How to delete columns in a CSV file?

Question

I have been able to create a csv with python using the input from several users on this site and I wish to express my gratitude for your posts. I am now stumped and will post my first question.

My input.csv looks like this:

day,month,year,lat,long
01,04,2001,45.00,120.00
02,04,2003,44.00,118.00

I am trying to delete the "year" column and all of its entries. In total there is 40+ entries with a range of years from 1960-2010.

This is the type of problem where `awk` shines: `$ awk -F, 'BEGIN {OFS=","} {print $1,$2,$4,$5}' ex.csv` — Eric Wilson, Sep 28 '11 at 20:20
@Eric Wilson: Luckily, this CSV file has no quotes, allowing AWK to work. — S.Lott, Sep 29 '11 at 09:55
@S.Lott I agree, when the CSV format gets more complicated, Python's `csv` is the way to go. I only use `awk` when it clearly works, and is only one line. — Eric Wilson, Sep 29 '11 at 12:44

score 63 · Accepted Answer · edited Jan 02 '19 at 02:30

63

import csv
with open("source","rb") as source:
    rdr= csv.reader( source )
    with open("result","wb") as result:
        wtr= csv.writer( result )
        for r in rdr:
            wtr.writerow( (r[0], r[1], r[3], r[4]) )

BTW, the for loop can be removed, but not really simplified.

        in_iter= ( (r[0], r[1], r[3], r[4]) for r in rdr )
        wtr.writerows( in_iter )

Also, you can stick in a hyper-literal way to the requirements to delete a column. I find this to be a bad policy in general because it doesn't apply to removing more than one column. When you try to remove the second, you discover that the positions have all shifted and the resulting row isn't obvious. But for one column only, this works.

            del r[2]
            wtr.writerow( r )

• _Information given_:
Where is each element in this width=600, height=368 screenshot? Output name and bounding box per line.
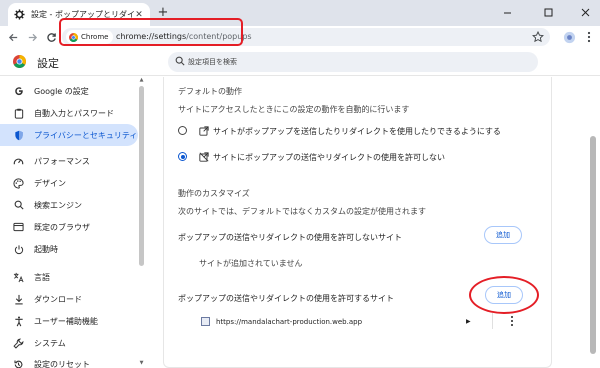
settings-header: 設定 [0,48,600,76]
sidebar-item-google[interactable]: Google の設定 [0,80,138,102]
sidebar-item-performance[interactable]: パフォーマンス [0,150,138,172]
sidebar-item-search-engine[interactable]: 検索エンジン [0,194,138,216]
default-behavior-heading: デフォルトの動作 [178,87,242,96]
menu-kebab-icon[interactable] [581,29,597,45]
blocked-sites-title: ポップアップの送信やリダイレクトの使用を許可しないサイト [178,233,402,242]
palette-icon [13,177,24,189]
sidebar-scrollbar[interactable] [139,86,144,266]
customize-heading: 動作のカスタマイズ [178,189,250,198]
browser-window-icon [13,222,24,233]
sidebar-item-appearance[interactable]: デザイン [0,172,138,194]
sidebar-item-label: 設定のリセット [34,359,90,368]
allow-popups-radio[interactable] [178,126,187,135]
sidebar-item-label: 既定のブラウザ [34,222,90,232]
settings-gear-icon [14,9,25,20]
sidebar-item-label: プライバシーとセキュリティ [34,130,138,140]
allowed-sites-title: ポップアップの送信やリダイレクトの使用を許可するサイト [178,294,394,303]
url-annotation-highlight [59,18,243,46]
sidebar-item-label: 起動時 [34,244,58,254]
profile-avatar-icon[interactable] [561,29,577,45]
sidebar-item-autofill[interactable]: 自動入力とパスワード [0,102,138,124]
sidebar-scroll-down-icon[interactable]: ▼ [138,360,145,366]
block-popups-radio[interactable] [178,152,187,161]
maximize-icon[interactable] [537,2,559,22]
sidebar-item-label: Google の設定 [34,86,89,96]
sidebar-item-system[interactable]: システム [0,332,138,354]
popup-blocked-icon [199,152,209,162]
sidebar-item-label: ユーザー補助機能 [34,316,98,326]
reset-icon [13,359,24,368]
main-scrollbar[interactable] [590,136,596,354]
sidebar-item-label: システム [34,338,66,348]
site-favicon-icon [201,317,210,326]
add-button-annotation-highlight [469,276,539,314]
sidebar-item-label: ダウンロード [34,294,82,304]
clipboard-icon [13,108,24,119]
minimize-icon[interactable] [496,2,518,22]
search-icon [13,200,24,211]
default-behavior-description: サイトにアクセスしたときにこの設定の動作を自動的に行います [178,105,410,114]
page-title: 設定 [37,57,59,70]
settings-sidebar: Google の設定 自動入力とパスワード プライバシーとセキュリティ パフォー… [0,77,150,368]
sidebar-item-reset[interactable]: 設定のリセット [0,353,138,368]
divider [492,313,493,329]
google-g-icon [13,86,24,97]
search-icon [175,56,187,68]
sidebar-item-accessibility[interactable]: ユーザー補助機能 [0,310,138,332]
sidebar-item-downloads[interactable]: ダウンロード [0,288,138,310]
sidebar-item-label: デザイン [34,178,66,188]
window-close-icon[interactable] [574,2,596,22]
speedometer-icon [13,156,24,167]
block-popups-label[interactable]: サイトにポップアップの送信やリダイレクトの使用を許可しない [213,152,445,163]
sidebar-item-default-browser[interactable]: 既定のブラウザ [0,216,138,238]
download-icon [13,294,24,305]
power-icon [13,244,24,255]
sidebar-item-languages[interactable]: 言語 [0,266,138,288]
bookmark-star-icon[interactable] [532,30,544,43]
sidebar-item-label: 検索エンジン [34,200,82,210]
shield-icon [13,130,24,141]
chrome-logo-icon [13,55,26,68]
reload-icon[interactable] [43,29,59,45]
accessibility-icon [13,315,24,327]
add-blocked-site-button[interactable]: 追加 [484,226,522,244]
settings-search[interactable] [168,52,538,72]
popup-allowed-icon [199,126,209,136]
sidebar-item-label: 自動入力とパスワード [34,108,114,118]
forward-arrow-icon[interactable] [24,29,40,45]
customize-description: 次のサイトでは、デフォルトではなくカスタムの設定が使用されます [178,207,426,216]
blocked-sites-empty: サイトが追加されていません [199,259,303,268]
site-details-arrow-icon[interactable]: ▶ [466,318,471,325]
allow-popups-label[interactable]: サイトがポップアップを送信したりリダイレクトを使用したりできるようにする [213,126,501,137]
sidebar-item-on-startup[interactable]: 起動時 [0,238,138,260]
wrench-icon [13,338,24,349]
translate-icon [13,272,24,283]
sidebar-scroll-up-icon[interactable]: ▲ [138,77,145,83]
back-arrow-icon[interactable] [5,29,21,45]
sidebar-item-privacy[interactable]: プライバシーとセキュリティ [0,124,138,146]
search-input[interactable] [188,55,488,69]
site-more-actions-icon[interactable] [508,315,516,327]
allowed-site-url[interactable]: https://mandalachart-production.web.app [216,318,362,326]
sidebar-item-label: パフォーマンス [34,156,90,166]
sidebar-item-label: 言語 [34,272,50,282]
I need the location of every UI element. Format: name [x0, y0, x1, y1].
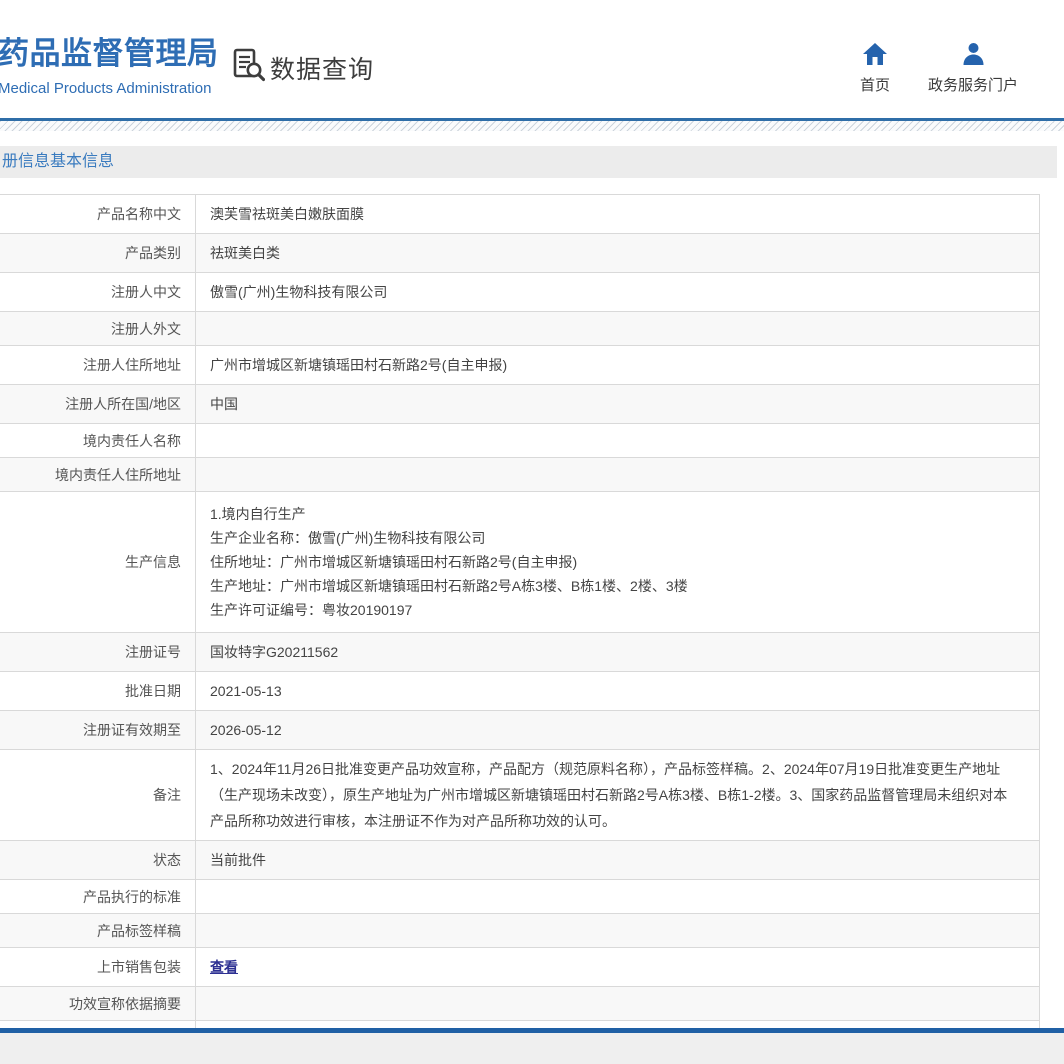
table-row: 注册证有效期至2026-05-12: [0, 711, 1039, 750]
row-value: 澳芙雪祛斑美白嫩肤面膜: [196, 195, 1039, 233]
row-label: 注册人所在国/地区: [0, 385, 196, 423]
row-label: 注册证号: [0, 633, 196, 671]
row-label: 状态: [0, 841, 196, 879]
table-row: 境内责任人住所地址: [0, 458, 1039, 492]
gov-portal-label: 政务服务门户: [908, 74, 1038, 95]
row-label: 备注: [0, 750, 196, 840]
site-logo: 药品监督管理局 Medical Products Administration: [0, 28, 219, 97]
row-value: 傲雪(广州)生物科技有限公司: [196, 273, 1039, 311]
row-value: 中国: [196, 385, 1039, 423]
row-value: [196, 987, 1039, 1020]
page-header: 药品监督管理局 Medical Products Administration …: [0, 0, 1064, 118]
table-row: 状态当前批件: [0, 841, 1039, 880]
table-row: 注册证号国妆特字G20211562: [0, 633, 1039, 672]
row-value: [196, 458, 1039, 491]
data-query-nav[interactable]: 数据查询: [233, 48, 374, 87]
row-label: 境内责任人住所地址: [0, 458, 196, 491]
row-label: 产品名称中文: [0, 195, 196, 233]
doc-search-icon: [233, 48, 265, 87]
row-label: 生产信息: [0, 492, 196, 632]
section-title: 册信息基本信息: [2, 153, 114, 170]
row-value: 当前批件: [196, 841, 1039, 879]
table-row: 产品名称中文澳芙雪祛斑美白嫩肤面膜: [0, 195, 1039, 234]
table-row: 备注1、2024年11月26日批准变更产品功效宣称，产品配方（规范原料名称），产…: [0, 750, 1039, 841]
row-label: 上市销售包装: [0, 948, 196, 986]
row-label: 产品标签样稿: [0, 914, 196, 947]
table-row: 注册人所在国/地区中国: [0, 385, 1039, 424]
logo-title-en: Medical Products Administration: [0, 80, 219, 97]
table-row: 功效宣称依据摘要: [0, 987, 1039, 1021]
row-value: [196, 312, 1039, 345]
table-row: 产品执行的标准: [0, 880, 1039, 914]
row-label: 功效宣称依据摘要: [0, 987, 196, 1020]
table-row: 境内责任人名称: [0, 424, 1039, 458]
row-label: 产品类别: [0, 234, 196, 272]
table-row: 注册人中文傲雪(广州)生物科技有限公司: [0, 273, 1039, 312]
row-label: 注册人中文: [0, 273, 196, 311]
table-row: 产品类别祛斑美白类: [0, 234, 1039, 273]
row-label: 境内责任人名称: [0, 424, 196, 457]
home-link-label: 首页: [845, 74, 905, 95]
hatch-strip: [0, 121, 1064, 131]
data-query-label: 数据查询: [270, 50, 374, 86]
row-value: 查看: [196, 948, 1039, 986]
home-link[interactable]: 首页: [845, 40, 905, 95]
view-link[interactable]: 查看: [210, 954, 238, 980]
row-value: 2021-05-13: [196, 672, 1039, 710]
content-area: 册信息基本信息 产品名称中文澳芙雪祛斑美白嫩肤面膜产品类别祛斑美白类注册人中文傲…: [0, 146, 1057, 1060]
row-value: [196, 914, 1039, 947]
row-value: [196, 424, 1039, 457]
row-value: 国妆特字G20211562: [196, 633, 1039, 671]
section-title-band: 册信息基本信息: [0, 146, 1057, 178]
table-row: 上市销售包装查看: [0, 948, 1039, 987]
table-row: 注册人住所地址广州市增城区新塘镇瑶田村石新路2号(自主申报): [0, 346, 1039, 385]
row-label: 注册证有效期至: [0, 711, 196, 749]
logo-title-cn: 药品监督管理局: [0, 28, 219, 73]
home-icon: [845, 40, 905, 66]
table-row: 批准日期2021-05-13: [0, 672, 1039, 711]
table-row: 生产信息1.境内自行生产 生产企业名称：傲雪(广州)生物科技有限公司 住所地址：…: [0, 492, 1039, 633]
page-footer: [0, 1028, 1064, 1064]
row-label: 产品执行的标准: [0, 880, 196, 913]
row-value: 祛斑美白类: [196, 234, 1039, 272]
user-icon: [908, 40, 1038, 66]
row-value: 2026-05-12: [196, 711, 1039, 749]
row-value: [196, 880, 1039, 913]
gov-portal-link[interactable]: 政务服务门户: [908, 40, 1038, 95]
info-table: 产品名称中文澳芙雪祛斑美白嫩肤面膜产品类别祛斑美白类注册人中文傲雪(广州)生物科…: [0, 194, 1040, 1060]
table-row: 注册人外文: [0, 312, 1039, 346]
row-label: 注册人住所地址: [0, 346, 196, 384]
footer-body: [0, 1033, 1064, 1064]
row-value: 广州市增城区新塘镇瑶田村石新路2号(自主申报): [196, 346, 1039, 384]
table-row: 产品标签样稿: [0, 914, 1039, 948]
row-value: 1、2024年11月26日批准变更产品功效宣称，产品配方（规范原料名称），产品标…: [196, 750, 1039, 840]
row-label: 注册人外文: [0, 312, 196, 345]
row-label: 批准日期: [0, 672, 196, 710]
row-value: 1.境内自行生产 生产企业名称：傲雪(广州)生物科技有限公司 住所地址：广州市增…: [196, 492, 1039, 632]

• _Your goal_: Name every column in the header row of input.csv as it appears in the CSV column-deletion thread.

• _Complete response_: day, month, year, lat, long